## WORK REQUIRED
Please quote the material exactly, every line of it.
=== PROVIDED INFORMATION ===
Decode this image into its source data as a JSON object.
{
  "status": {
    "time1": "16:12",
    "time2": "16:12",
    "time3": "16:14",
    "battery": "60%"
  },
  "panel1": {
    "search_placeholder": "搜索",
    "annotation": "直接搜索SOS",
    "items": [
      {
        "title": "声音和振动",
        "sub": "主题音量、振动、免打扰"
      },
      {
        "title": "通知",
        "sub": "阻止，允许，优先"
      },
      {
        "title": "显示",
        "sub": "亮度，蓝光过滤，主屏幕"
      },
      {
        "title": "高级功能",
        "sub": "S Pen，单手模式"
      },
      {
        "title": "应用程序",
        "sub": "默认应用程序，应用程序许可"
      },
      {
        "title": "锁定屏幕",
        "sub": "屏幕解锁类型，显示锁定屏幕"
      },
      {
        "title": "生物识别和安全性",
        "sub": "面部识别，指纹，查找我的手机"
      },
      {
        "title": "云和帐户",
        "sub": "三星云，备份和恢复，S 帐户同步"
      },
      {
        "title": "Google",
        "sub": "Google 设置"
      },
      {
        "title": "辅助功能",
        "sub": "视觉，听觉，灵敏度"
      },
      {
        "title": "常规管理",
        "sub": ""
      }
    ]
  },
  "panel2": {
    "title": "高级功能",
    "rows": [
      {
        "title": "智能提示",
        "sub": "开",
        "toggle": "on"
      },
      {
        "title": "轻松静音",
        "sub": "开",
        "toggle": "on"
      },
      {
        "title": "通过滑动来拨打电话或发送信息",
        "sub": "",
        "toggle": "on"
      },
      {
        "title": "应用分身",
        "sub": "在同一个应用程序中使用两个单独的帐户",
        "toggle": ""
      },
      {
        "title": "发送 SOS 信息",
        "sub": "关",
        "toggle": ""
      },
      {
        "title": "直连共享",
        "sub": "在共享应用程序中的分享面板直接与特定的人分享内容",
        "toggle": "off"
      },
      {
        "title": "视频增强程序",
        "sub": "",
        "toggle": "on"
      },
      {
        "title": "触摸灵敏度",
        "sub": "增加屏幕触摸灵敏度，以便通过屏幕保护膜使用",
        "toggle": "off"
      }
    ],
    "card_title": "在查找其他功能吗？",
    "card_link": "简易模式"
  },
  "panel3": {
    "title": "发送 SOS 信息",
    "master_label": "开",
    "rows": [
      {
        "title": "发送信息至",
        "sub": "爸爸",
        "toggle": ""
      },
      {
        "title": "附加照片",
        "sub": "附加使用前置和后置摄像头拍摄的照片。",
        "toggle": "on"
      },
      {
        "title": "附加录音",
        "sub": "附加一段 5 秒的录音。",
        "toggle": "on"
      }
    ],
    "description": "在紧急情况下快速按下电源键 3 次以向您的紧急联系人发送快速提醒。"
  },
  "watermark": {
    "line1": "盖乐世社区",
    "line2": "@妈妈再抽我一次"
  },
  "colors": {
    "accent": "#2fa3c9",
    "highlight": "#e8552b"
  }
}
===
## COMPLETE OUTPUT
Decode this image into its source data as a JSON object.
{
  "status": {
    "time1": "16:12",
    "time2": "16:12",
    "time3": "16:14",
    "battery": "60%"
  },
  "panel1": {
    "search_placeholder": "搜索",
    "annotation": "直接搜索SOS",
    "items": [
      {
        "title": "声音和振动",
        "sub": "主题音量、振动、免打扰"
      },
      {
        "title": "通知",
        "sub": "阻止，允许，优先"
      },
      {
        "title": "显示",
        "sub": "亮度，蓝光过滤，主屏幕"
      },
      {
        "title": "高级功能",
        "sub": "S Pen，单手模式"
      },
      {
        "title": "应用程序",
        "sub": "默认应用程序，应用程序许可"
      },
      {
        "title": "锁定屏幕",
        "sub": "屏幕解锁类型，显示锁定屏幕"
      },
      {
        "title": "生物识别和安全性",
        "sub": "面部识别，指纹，查找我的手机"
      },
      {
        "title": "云和帐户",
        "sub": "三星云，备份和恢复，S 帐户同步"
      },
      {
        "title": "Google",
        "sub": "Google 设置"
      },
      {
        "title": "辅助功能",
        "sub": "视觉，听觉，灵敏度"
      },
      {
        "title": "常规管理",
        "sub": ""
      }
    ]
  },
  "panel2": {
    "title": "高级功能",
    "rows": [
      {
        "title": "智能提示",
        "sub": "开",
        "toggle": "on"
      },
      {
        "title": "轻松静音",
        "sub": "开",
        "toggle": "on"
      },
      {
        "title": "通过滑动来拨打电话或发送信息",
        "sub": "",
        "toggle": "on"
      },
      {
        "title": "应用分身",
        "sub": "在同一个应用程序中使用两个单独的帐户",
        "toggle": ""
      },
      {
        "title": "发送 SOS 信息",
        "sub": "关",
        "toggle": ""
      },
      {
        "title": "直连共享",
        "sub": "在共享应用程序中的分享面板直接与特定的人分享内容",
        "toggle": "off"
      },
      {
        "title": "视频增强程序",
        "sub": "",
        "toggle": "on"
      },
      {
        "title": "触摸灵敏度",
        "sub": "增加屏幕触摸灵敏度，以便通过屏幕保护膜使用",
        "toggle": "off"
      }
    ],
    "card_title": "在查找其他功能吗？",
    "card_link": "简易模式"
  },
  "panel3": {
    "title": "发送 SOS 信息",
    "master_label": "开",
    "rows": [
      {
        "title": "发送信息至",
        "sub": "爸爸",
        "toggle": ""
      },
      {
        "title": "附加照片",
        "sub": "附加使用前置和后置摄像头拍摄的照片。",
        "toggle": "on"
      },
      {
        "title": "附加录音",
        "sub": "附加一段 5 秒的录音。",
        "toggle": "on"
      }
    ],
    "description": "在紧急情况下快速按下电源键 3 次以向您的紧急联系人发送快速提醒。"
  },
  "watermark": {
    "line1": "盖乐世社区",
    "line2": "@妈妈再抽我一次"
  },
  "colors": {
    "accent": "#2fa3c9",
    "highlight": "#e8552b"
  }
}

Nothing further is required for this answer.